::: Dataset :::

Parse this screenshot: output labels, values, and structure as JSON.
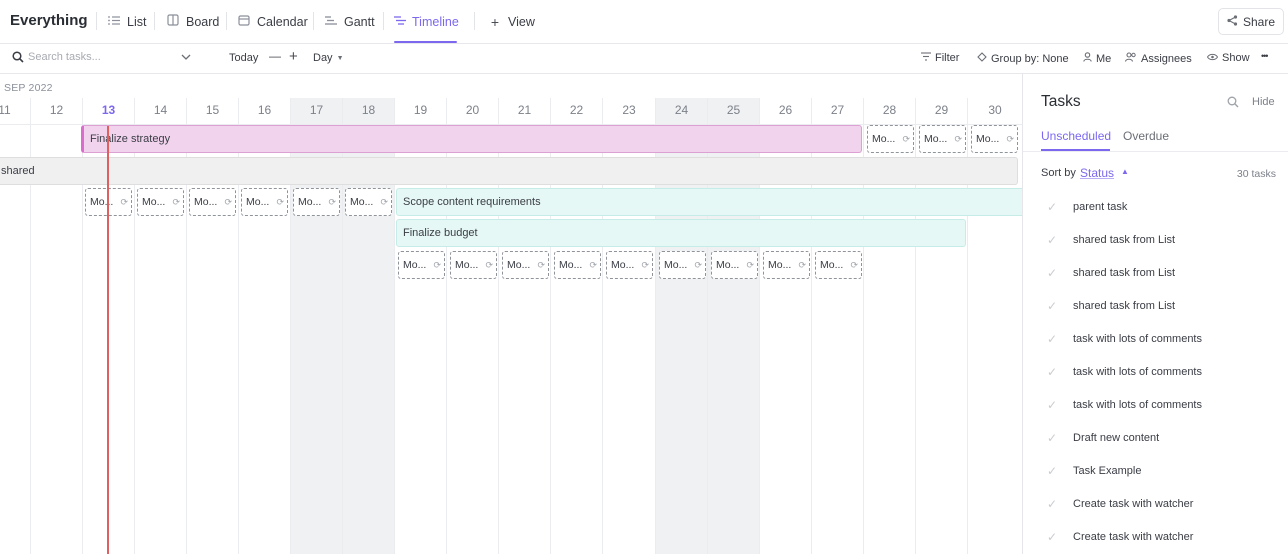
{
  "app": {
    "title": "Everything"
  },
  "views": [
    {
      "label": "List",
      "icon": "list-icon",
      "active": false
    },
    {
      "label": "Board",
      "icon": "board-icon",
      "active": false
    },
    {
      "label": "Calendar",
      "icon": "calendar-icon",
      "active": false
    },
    {
      "label": "Gantt",
      "icon": "gantt-icon",
      "active": false
    },
    {
      "label": "Timeline",
      "icon": "timeline-icon",
      "active": true
    }
  ],
  "add_view": {
    "label": "View"
  },
  "share": {
    "label": "Share"
  },
  "toolbar": {
    "search_placeholder": "Search tasks...",
    "today_label": "Today",
    "minus_symbol": "—",
    "plus_symbol": "+",
    "scale_label": "Day",
    "filter_label": "Filter",
    "group_label": "Group by: None",
    "me_label": "Me",
    "assignees_label": "Assignees",
    "show_label": "Show",
    "more_symbol": "•••"
  },
  "timeline": {
    "month_label": "SEP 2022",
    "days": [
      {
        "num": "11",
        "weekend": false
      },
      {
        "num": "12",
        "weekend": false
      },
      {
        "num": "13",
        "weekend": false,
        "today": true
      },
      {
        "num": "14",
        "weekend": false
      },
      {
        "num": "15",
        "weekend": false
      },
      {
        "num": "16",
        "weekend": false
      },
      {
        "num": "17",
        "weekend": true
      },
      {
        "num": "18",
        "weekend": true
      },
      {
        "num": "19",
        "weekend": false
      },
      {
        "num": "20",
        "weekend": false
      },
      {
        "num": "21",
        "weekend": false
      },
      {
        "num": "22",
        "weekend": false
      },
      {
        "num": "23",
        "weekend": false
      },
      {
        "num": "24",
        "weekend": true
      },
      {
        "num": "25",
        "weekend": true
      },
      {
        "num": "26",
        "weekend": false
      },
      {
        "num": "27",
        "weekend": false
      },
      {
        "num": "28",
        "weekend": false
      },
      {
        "num": "29",
        "weekend": false
      },
      {
        "num": "30",
        "weekend": false
      }
    ],
    "bars": {
      "finalize_strategy": "Finalize strategy",
      "shared": "shared",
      "scope_content": "Scope content requirements",
      "finalize_budget": "Finalize budget"
    },
    "recurring_label": "Mo..."
  },
  "panel": {
    "title": "Tasks",
    "hide_label": "Hide",
    "tabs": [
      "Unscheduled",
      "Overdue"
    ],
    "sort_by_label": "Sort by",
    "sort_value": "Status",
    "task_count": "30 tasks",
    "tasks": [
      "parent task",
      "shared task from List",
      "shared task from List",
      "shared task from List",
      "task with lots of comments",
      "task with lots of comments",
      "task with lots of comments",
      "Draft new content",
      "Task Example",
      "Create task with watcher",
      "Create task with watcher"
    ]
  }
}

:::

## Directions
All the records above need to be given again word for word. Skip the pictures.

## Result of the exercise
Parse this screenshot: output labels, values, and structure as JSON.
{
  "app": {
    "title": "Everything"
  },
  "views": [
    {
      "label": "List",
      "icon": "list-icon",
      "active": false
    },
    {
      "label": "Board",
      "icon": "board-icon",
      "active": false
    },
    {
      "label": "Calendar",
      "icon": "calendar-icon",
      "active": false
    },
    {
      "label": "Gantt",
      "icon": "gantt-icon",
      "active": false
    },
    {
      "label": "Timeline",
      "icon": "timeline-icon",
      "active": true
    }
  ],
  "add_view": {
    "label": "View"
  },
  "share": {
    "label": "Share"
  },
  "toolbar": {
    "search_placeholder": "Search tasks...",
    "today_label": "Today",
    "minus_symbol": "—",
    "plus_symbol": "+",
    "scale_label": "Day",
    "filter_label": "Filter",
    "group_label": "Group by: None",
    "me_label": "Me",
    "assignees_label": "Assignees",
    "show_label": "Show",
    "more_symbol": "•••"
  },
  "timeline": {
    "month_label": "SEP 2022",
    "days": [
      {
        "num": "11",
        "weekend": false
      },
      {
        "num": "12",
        "weekend": false
      },
      {
        "num": "13",
        "weekend": false,
        "today": true
      },
      {
        "num": "14",
        "weekend": false
      },
      {
        "num": "15",
        "weekend": false
      },
      {
        "num": "16",
        "weekend": false
      },
      {
        "num": "17",
        "weekend": true
      },
      {
        "num": "18",
        "weekend": true
      },
      {
        "num": "19",
        "weekend": false
      },
      {
        "num": "20",
        "weekend": false
      },
      {
        "num": "21",
        "weekend": false
      },
      {
        "num": "22",
        "weekend": false
      },
      {
        "num": "23",
        "weekend": false
      },
      {
        "num": "24",
        "weekend": true
      },
      {
        "num": "25",
        "weekend": true
      },
      {
        "num": "26",
        "weekend": false
      },
      {
        "num": "27",
        "weekend": false
      },
      {
        "num": "28",
        "weekend": false
      },
      {
        "num": "29",
        "weekend": false
      },
      {
        "num": "30",
        "weekend": false
      }
    ],
    "bars": {
      "finalize_strategy": "Finalize strategy",
      "shared": "shared",
      "scope_content": "Scope content requirements",
      "finalize_budget": "Finalize budget"
    },
    "recurring_label": "Mo..."
  },
  "panel": {
    "title": "Tasks",
    "hide_label": "Hide",
    "tabs": [
      "Unscheduled",
      "Overdue"
    ],
    "sort_by_label": "Sort by",
    "sort_value": "Status",
    "task_count": "30 tasks",
    "tasks": [
      "parent task",
      "shared task from List",
      "shared task from List",
      "shared task from List",
      "task with lots of comments",
      "task with lots of comments",
      "task with lots of comments",
      "Draft new content",
      "Task Example",
      "Create task with watcher",
      "Create task with watcher"
    ]
  }
}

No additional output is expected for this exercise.